* **Task requirements**
In the listing that follows, how many lines contain "cover"? Give the number only.

* **Data for processing**
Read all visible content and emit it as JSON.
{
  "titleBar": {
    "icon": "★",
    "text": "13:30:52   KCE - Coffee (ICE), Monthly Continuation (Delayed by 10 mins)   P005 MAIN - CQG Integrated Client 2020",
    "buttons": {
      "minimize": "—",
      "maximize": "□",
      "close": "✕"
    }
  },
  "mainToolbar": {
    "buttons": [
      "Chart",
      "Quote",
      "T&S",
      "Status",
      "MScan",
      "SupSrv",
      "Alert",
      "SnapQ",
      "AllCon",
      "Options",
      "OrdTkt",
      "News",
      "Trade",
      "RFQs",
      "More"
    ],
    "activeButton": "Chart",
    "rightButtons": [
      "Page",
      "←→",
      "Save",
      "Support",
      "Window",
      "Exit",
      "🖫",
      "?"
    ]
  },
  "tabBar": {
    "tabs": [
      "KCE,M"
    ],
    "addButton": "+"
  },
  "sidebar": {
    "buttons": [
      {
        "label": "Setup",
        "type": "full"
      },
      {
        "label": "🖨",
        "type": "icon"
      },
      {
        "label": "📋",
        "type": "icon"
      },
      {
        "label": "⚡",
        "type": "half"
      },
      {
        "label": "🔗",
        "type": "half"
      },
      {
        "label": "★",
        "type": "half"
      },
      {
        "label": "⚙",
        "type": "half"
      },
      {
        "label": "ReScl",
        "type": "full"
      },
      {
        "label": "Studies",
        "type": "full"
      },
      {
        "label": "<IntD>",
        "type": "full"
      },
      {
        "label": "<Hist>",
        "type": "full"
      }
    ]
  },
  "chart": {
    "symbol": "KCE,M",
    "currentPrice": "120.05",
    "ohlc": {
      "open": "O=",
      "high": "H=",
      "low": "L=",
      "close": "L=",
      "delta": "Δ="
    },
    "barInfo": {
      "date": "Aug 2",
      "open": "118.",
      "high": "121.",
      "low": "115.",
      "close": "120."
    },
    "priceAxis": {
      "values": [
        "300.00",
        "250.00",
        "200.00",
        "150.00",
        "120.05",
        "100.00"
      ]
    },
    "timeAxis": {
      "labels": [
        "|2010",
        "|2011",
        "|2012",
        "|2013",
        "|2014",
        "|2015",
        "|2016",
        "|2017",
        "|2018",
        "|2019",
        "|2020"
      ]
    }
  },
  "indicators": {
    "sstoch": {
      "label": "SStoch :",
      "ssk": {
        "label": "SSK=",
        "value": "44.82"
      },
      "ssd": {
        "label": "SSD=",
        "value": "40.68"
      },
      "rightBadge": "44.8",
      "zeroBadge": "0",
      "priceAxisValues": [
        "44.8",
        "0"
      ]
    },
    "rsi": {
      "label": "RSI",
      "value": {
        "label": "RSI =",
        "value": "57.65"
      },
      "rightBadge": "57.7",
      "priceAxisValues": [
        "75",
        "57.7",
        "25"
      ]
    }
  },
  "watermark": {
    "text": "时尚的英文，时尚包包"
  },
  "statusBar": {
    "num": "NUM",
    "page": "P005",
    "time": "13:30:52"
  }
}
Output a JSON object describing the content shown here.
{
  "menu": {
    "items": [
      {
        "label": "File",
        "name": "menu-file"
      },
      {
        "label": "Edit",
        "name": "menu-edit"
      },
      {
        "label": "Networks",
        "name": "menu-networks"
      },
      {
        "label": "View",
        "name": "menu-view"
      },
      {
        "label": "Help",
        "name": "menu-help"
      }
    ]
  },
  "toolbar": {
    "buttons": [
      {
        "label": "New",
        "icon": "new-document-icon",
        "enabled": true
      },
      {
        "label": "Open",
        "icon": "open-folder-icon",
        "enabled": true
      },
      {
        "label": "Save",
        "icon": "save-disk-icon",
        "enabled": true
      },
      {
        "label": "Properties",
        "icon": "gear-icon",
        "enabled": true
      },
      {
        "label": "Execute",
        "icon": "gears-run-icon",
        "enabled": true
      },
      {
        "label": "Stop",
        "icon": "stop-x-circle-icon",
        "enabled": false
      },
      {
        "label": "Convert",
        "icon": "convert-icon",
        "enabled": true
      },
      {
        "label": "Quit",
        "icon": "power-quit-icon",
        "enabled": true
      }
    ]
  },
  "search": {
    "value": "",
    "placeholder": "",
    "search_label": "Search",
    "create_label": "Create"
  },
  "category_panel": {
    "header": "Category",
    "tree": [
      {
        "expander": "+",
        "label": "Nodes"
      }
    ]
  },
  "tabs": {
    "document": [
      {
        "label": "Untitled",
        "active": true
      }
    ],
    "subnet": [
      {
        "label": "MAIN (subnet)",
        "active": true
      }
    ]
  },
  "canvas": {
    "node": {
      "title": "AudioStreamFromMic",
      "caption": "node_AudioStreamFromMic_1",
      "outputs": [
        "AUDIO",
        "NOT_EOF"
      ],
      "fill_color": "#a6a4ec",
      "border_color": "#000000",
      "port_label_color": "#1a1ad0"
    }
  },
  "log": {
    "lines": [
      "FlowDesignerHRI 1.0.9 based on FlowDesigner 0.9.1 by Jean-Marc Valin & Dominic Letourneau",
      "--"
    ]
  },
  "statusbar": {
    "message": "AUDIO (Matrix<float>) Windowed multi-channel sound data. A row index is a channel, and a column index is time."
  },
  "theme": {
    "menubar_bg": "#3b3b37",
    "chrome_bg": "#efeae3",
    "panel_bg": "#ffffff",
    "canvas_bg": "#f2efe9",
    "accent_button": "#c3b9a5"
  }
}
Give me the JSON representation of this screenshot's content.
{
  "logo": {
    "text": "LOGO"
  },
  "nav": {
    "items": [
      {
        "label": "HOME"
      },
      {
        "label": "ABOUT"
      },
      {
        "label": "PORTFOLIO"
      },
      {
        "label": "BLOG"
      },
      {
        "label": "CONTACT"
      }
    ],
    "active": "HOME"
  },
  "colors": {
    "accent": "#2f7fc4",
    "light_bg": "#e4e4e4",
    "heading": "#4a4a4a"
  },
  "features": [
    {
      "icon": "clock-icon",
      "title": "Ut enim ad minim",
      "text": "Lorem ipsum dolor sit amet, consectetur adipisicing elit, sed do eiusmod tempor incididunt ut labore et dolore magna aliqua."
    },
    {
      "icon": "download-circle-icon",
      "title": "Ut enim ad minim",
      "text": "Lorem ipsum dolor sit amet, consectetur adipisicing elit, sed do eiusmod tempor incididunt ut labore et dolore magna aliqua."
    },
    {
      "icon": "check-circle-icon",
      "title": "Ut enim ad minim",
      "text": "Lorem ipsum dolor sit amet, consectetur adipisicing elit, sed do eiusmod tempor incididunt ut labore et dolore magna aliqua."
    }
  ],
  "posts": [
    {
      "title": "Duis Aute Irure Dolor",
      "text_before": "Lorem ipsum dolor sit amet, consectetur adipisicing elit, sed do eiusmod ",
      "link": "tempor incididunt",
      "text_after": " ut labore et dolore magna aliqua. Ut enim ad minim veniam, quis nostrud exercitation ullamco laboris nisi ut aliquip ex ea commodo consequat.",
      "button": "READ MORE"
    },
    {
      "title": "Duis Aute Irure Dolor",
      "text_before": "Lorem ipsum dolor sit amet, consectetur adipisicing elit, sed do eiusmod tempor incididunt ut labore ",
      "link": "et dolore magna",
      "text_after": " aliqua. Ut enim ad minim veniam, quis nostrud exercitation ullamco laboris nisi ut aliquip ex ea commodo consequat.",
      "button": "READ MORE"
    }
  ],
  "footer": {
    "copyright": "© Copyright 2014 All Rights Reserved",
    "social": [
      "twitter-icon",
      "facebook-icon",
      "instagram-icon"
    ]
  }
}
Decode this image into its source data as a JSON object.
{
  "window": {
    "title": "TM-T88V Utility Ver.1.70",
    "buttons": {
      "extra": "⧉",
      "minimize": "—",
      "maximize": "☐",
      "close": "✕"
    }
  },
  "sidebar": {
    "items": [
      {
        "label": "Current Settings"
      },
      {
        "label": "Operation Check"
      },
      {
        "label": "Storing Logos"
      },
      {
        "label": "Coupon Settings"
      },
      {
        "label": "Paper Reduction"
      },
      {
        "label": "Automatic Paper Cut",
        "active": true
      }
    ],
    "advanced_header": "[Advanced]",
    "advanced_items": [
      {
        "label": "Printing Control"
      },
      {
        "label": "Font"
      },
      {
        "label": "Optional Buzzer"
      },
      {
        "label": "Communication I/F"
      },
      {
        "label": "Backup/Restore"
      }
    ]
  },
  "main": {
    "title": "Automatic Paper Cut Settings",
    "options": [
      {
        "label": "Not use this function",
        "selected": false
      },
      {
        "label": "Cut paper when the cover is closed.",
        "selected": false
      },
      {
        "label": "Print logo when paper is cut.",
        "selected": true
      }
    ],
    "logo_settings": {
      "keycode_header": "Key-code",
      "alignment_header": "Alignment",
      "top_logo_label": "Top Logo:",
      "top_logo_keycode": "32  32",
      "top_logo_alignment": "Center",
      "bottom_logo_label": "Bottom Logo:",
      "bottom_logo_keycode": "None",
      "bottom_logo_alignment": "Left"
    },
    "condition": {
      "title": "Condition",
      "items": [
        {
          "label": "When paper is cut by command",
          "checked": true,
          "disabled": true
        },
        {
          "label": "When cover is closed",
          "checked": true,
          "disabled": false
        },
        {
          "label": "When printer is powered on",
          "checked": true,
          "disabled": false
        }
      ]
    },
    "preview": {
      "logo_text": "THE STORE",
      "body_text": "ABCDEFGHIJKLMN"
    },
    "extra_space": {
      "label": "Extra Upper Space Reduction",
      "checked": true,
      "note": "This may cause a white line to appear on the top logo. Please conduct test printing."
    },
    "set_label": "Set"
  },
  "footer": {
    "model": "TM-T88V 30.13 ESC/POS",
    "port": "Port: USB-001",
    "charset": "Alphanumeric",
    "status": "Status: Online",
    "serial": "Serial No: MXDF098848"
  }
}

* **Expected output**
2